### Provided entries
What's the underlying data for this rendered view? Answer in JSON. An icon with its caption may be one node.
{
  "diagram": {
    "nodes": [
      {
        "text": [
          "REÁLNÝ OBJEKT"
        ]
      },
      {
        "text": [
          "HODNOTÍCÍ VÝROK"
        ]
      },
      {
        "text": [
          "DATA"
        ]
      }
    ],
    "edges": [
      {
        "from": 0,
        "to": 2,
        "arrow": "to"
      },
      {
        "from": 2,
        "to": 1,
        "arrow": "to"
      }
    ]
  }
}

### What you will do
Exactly reproduce every line of the data above.

### Exercise output
What's the underlying data for this rendered view? Answer in JSON. An icon with its caption may be one node.
{
  "diagram": {
    "nodes": [
      {
        "text": [
          "REÁLNÝ OBJEKT"
        ]
      },
      {
        "text": [
          "HODNOTÍCÍ VÝROK"
        ]
      },
      {
        "text": [
          "DATA"
        ]
      }
    ],
    "edges": [
      {
        "from": 0,
        "to": 2,
        "arrow": "to"
      },
      {
        "from": 2,
        "to": 1,
        "arrow": "to"
      }
    ]
  }
}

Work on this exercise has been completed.